▶ _Task objective_:
Set every record down again exactly. Do not carry over the pictures.

(Stored entries)
################

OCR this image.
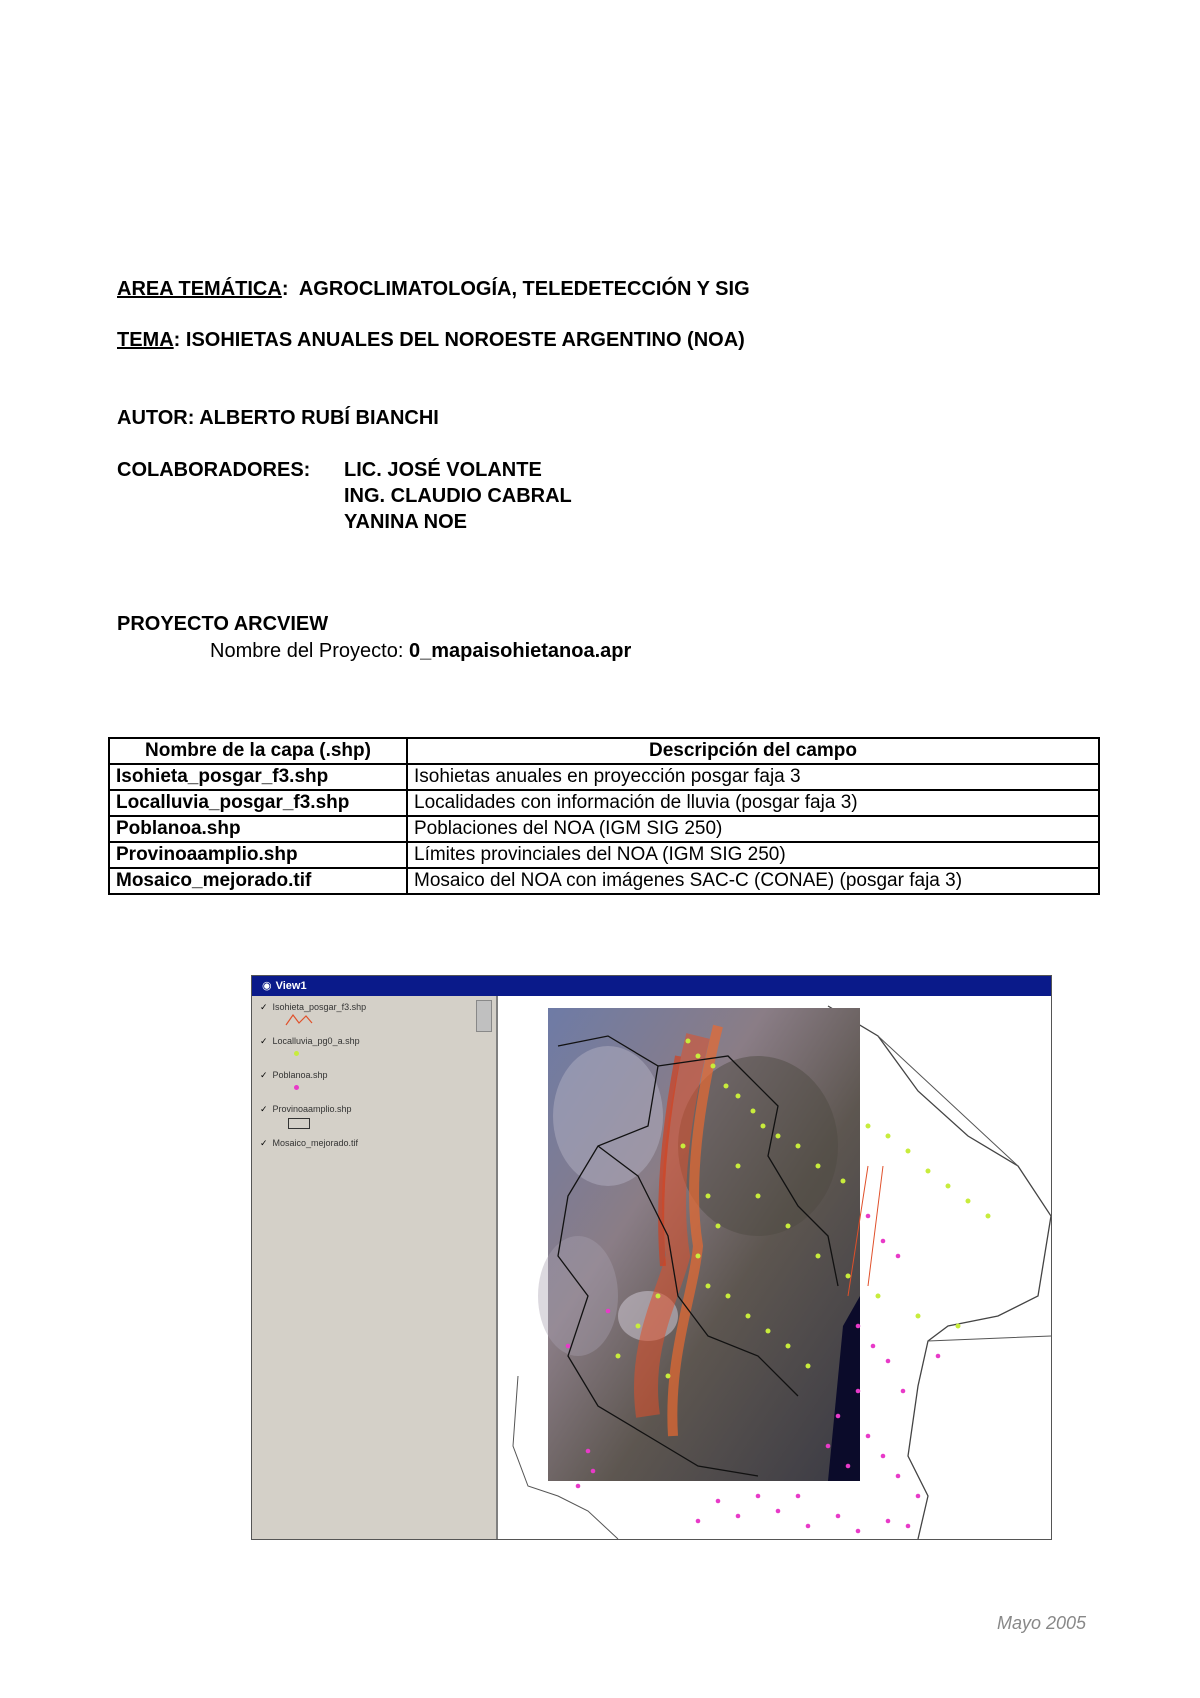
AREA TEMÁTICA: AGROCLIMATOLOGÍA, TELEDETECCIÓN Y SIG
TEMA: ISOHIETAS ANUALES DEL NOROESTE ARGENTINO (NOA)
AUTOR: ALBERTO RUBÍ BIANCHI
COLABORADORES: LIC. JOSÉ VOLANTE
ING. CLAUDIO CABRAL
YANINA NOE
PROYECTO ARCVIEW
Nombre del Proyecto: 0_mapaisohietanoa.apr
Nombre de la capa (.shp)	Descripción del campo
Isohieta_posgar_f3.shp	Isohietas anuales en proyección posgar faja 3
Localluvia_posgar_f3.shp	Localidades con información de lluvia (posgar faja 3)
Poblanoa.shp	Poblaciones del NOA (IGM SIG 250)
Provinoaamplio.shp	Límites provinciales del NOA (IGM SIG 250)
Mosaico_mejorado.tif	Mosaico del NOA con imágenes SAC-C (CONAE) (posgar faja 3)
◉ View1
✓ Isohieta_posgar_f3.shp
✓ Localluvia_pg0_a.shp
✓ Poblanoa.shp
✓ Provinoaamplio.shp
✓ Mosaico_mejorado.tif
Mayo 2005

################

▶ _The completed task_:
OCR this image.
AREA TEMÁTICA: AGROCLIMATOLOGÍA, TELEDETECCIÓN Y SIG
TEMA: ISOHIETAS ANUALES DEL NOROESTE ARGENTINO (NOA)
AUTOR: ALBERTO RUBÍ BIANCHI
COLABORADORES: LIC. JOSÉ VOLANTE
ING. CLAUDIO CABRAL
YANINA NOE
PROYECTO ARCVIEW
Nombre del Proyecto: 0_mapaisohietanoa.apr
Nombre de la capa (.shp)	Descripción del campo
Isohieta_posgar_f3.shp	Isohietas anuales en proyección posgar faja 3
Localluvia_posgar_f3.shp	Localidades con información de lluvia (posgar faja 3)
Poblanoa.shp	Poblaciones del NOA (IGM SIG 250)
Provinoaamplio.shp	Límites provinciales del NOA (IGM SIG 250)
Mosaico_mejorado.tif	Mosaico del NOA con imágenes SAC-C (CONAE) (posgar faja 3)
◉ View1
✓ Isohieta_posgar_f3.shp
✓ Localluvia_pg0_a.shp
✓ Poblanoa.shp
✓ Provinoaamplio.shp
✓ Mosaico_mejorado.tif
Mayo 2005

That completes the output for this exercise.